> WHAT THE TASK REQUIRES
Select every line in the listing below that contains the string "订单信息".

> LISTED ENTRIES
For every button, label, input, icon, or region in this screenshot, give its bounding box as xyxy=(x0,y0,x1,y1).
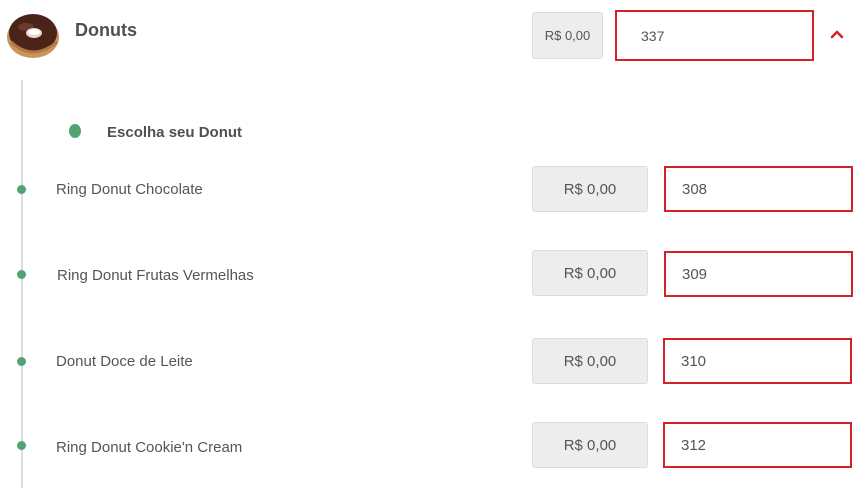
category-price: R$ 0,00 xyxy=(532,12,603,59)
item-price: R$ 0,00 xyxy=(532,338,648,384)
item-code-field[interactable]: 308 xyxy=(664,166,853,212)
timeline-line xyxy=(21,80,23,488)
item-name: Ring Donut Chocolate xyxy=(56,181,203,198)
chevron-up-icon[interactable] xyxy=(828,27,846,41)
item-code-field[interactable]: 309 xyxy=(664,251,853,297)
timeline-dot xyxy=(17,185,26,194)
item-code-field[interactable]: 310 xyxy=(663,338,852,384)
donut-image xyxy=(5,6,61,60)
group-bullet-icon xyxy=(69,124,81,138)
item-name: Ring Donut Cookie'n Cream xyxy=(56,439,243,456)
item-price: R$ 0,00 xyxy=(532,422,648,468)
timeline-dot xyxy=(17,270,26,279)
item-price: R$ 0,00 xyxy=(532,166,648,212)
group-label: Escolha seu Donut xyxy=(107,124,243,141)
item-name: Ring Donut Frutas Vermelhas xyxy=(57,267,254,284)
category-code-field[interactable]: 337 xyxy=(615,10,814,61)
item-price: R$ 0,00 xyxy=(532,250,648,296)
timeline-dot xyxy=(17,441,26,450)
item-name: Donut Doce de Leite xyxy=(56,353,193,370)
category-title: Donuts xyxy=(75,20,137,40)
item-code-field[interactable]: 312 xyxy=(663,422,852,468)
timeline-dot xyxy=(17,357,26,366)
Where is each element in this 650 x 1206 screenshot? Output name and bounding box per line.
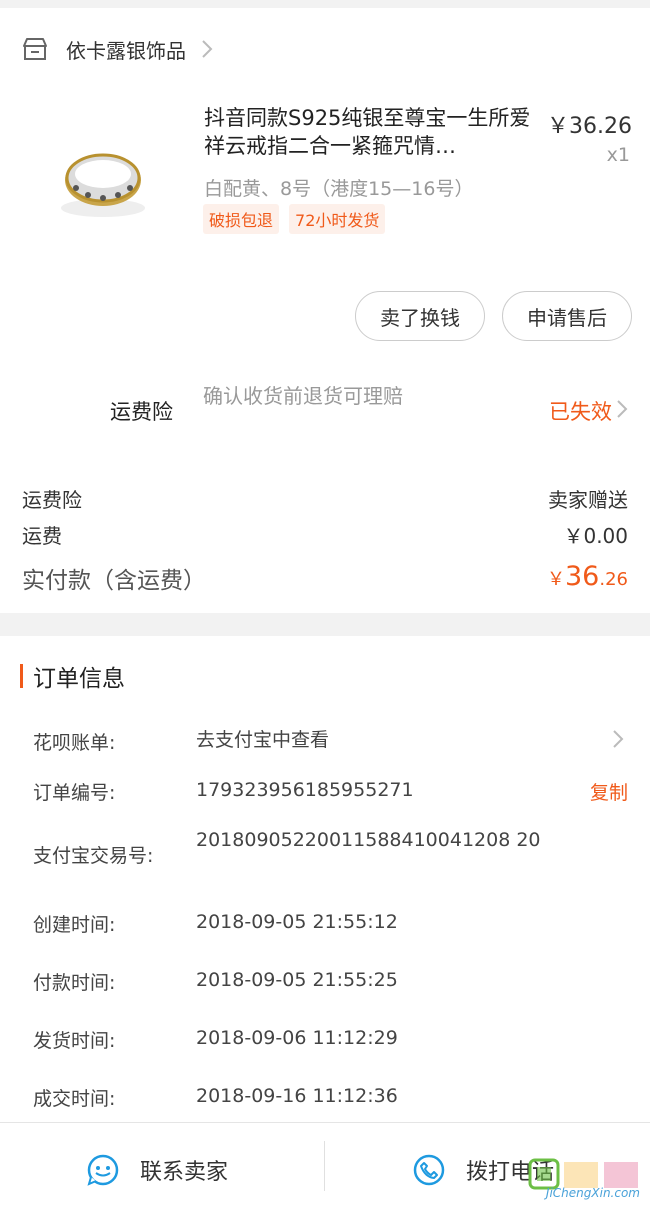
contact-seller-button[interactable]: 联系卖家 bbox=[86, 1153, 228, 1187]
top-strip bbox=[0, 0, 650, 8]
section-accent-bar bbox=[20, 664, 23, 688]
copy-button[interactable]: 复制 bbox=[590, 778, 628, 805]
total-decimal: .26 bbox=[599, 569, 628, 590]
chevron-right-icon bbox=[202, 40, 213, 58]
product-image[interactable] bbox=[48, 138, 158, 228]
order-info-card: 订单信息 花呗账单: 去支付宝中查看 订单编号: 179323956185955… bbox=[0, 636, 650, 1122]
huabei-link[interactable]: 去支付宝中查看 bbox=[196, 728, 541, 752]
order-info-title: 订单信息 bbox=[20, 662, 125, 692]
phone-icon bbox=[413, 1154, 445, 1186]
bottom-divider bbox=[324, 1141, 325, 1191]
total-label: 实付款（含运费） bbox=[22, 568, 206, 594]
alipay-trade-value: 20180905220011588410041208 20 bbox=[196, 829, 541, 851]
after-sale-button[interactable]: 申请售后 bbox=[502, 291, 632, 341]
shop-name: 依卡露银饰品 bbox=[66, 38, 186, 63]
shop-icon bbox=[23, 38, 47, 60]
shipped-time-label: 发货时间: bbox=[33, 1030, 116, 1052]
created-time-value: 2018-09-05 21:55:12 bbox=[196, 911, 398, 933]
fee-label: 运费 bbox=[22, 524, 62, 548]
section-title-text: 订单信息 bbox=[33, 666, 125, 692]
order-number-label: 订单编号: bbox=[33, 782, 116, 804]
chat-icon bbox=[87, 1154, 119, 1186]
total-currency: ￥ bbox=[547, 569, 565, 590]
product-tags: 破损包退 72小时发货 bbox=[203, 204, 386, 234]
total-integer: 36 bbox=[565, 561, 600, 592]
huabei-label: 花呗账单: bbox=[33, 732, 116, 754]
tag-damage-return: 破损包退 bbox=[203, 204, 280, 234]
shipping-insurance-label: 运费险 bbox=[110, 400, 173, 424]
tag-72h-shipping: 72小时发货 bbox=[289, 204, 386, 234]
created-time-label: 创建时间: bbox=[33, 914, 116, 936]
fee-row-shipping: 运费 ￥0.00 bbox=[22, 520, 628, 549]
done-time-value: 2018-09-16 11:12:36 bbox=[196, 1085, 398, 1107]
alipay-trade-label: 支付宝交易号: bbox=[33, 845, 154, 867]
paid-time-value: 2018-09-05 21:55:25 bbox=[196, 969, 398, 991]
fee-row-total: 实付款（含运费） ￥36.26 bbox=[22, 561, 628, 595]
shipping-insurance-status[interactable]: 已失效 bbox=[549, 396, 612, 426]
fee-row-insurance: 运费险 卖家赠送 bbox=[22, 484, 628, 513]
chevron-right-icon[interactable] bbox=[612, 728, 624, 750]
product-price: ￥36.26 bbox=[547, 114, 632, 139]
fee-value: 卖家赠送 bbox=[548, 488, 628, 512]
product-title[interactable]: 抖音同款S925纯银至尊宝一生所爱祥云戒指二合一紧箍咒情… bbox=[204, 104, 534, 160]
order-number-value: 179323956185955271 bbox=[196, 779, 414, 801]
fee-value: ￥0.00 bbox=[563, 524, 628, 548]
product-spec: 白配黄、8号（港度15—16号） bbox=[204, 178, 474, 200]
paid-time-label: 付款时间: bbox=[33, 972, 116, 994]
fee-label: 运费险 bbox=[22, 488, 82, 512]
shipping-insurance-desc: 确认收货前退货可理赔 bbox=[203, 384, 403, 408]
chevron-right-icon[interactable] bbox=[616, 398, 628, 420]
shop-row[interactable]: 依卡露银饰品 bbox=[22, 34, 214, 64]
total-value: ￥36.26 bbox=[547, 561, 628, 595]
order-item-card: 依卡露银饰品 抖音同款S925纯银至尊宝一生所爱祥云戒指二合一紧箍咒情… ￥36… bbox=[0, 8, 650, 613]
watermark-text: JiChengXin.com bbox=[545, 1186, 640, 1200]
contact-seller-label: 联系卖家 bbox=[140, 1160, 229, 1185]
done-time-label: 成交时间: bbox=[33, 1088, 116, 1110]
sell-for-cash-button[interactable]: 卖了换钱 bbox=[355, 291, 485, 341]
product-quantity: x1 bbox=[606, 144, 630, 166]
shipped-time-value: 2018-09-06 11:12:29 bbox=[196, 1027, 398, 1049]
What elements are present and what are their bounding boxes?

...

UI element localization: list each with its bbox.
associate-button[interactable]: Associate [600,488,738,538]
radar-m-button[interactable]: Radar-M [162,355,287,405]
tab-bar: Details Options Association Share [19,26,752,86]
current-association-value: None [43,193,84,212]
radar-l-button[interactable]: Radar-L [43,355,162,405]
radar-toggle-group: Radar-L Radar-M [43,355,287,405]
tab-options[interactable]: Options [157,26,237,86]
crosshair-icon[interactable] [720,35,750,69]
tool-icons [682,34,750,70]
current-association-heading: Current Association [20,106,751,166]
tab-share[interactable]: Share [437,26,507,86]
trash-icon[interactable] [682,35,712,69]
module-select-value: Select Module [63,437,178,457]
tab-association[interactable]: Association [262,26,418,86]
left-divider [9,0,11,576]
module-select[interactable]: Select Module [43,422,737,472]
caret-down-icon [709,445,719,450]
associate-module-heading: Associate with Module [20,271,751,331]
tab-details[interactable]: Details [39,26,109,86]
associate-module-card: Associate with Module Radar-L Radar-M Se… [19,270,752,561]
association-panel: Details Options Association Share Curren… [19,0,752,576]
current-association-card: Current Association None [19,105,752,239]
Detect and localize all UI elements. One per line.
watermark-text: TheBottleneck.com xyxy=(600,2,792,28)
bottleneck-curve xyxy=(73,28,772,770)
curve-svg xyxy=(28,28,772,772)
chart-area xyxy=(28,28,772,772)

--

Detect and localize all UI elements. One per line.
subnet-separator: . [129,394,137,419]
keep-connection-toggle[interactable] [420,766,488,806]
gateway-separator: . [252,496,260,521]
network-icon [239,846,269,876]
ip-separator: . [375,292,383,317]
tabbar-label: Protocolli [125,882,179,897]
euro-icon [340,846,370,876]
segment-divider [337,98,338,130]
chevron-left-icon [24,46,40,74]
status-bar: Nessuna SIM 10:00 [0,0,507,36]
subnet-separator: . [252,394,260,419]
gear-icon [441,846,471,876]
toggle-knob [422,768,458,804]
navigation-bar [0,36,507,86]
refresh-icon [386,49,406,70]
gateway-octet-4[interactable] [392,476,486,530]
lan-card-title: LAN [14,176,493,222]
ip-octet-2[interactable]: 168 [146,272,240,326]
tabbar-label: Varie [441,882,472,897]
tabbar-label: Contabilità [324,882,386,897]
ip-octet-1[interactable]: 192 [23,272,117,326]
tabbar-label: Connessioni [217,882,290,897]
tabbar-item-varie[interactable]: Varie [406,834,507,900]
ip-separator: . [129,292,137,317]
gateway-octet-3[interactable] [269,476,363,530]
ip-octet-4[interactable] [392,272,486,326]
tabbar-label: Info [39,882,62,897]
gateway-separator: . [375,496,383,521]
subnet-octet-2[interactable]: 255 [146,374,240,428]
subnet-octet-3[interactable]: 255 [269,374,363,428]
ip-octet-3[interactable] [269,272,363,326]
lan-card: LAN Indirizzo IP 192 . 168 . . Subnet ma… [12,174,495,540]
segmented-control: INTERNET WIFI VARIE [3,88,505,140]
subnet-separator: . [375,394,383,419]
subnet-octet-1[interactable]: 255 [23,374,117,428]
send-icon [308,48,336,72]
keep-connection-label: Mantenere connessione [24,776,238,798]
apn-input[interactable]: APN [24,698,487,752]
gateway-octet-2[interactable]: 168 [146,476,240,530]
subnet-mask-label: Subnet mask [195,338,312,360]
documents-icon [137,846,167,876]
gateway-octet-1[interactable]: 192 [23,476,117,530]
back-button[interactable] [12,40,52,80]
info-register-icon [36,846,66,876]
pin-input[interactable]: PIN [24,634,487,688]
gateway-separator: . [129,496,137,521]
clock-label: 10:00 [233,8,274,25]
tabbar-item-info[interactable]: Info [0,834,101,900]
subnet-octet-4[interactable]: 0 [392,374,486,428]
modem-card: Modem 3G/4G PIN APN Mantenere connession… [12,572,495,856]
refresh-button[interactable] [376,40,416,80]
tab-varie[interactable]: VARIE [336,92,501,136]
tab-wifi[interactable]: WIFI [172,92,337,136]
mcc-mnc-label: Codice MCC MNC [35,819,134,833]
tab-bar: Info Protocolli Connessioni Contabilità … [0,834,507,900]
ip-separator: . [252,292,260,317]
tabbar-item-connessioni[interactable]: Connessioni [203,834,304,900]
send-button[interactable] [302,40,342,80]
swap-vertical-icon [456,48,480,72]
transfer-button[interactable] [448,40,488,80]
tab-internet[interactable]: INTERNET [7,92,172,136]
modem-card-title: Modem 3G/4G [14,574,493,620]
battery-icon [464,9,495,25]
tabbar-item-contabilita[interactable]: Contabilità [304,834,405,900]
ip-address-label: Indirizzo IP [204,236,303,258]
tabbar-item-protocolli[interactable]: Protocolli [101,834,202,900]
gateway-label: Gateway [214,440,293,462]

> RIGHT ANSWER
order-info-card: 订单信息 花呗账单: 去支付宝中查看 订单编号: 179323956185955… bbox=[0, 636, 650, 1122]
order-info-title: 订单信息 bbox=[20, 662, 125, 692]
section-title-text: 订单信息 bbox=[33, 666, 125, 692]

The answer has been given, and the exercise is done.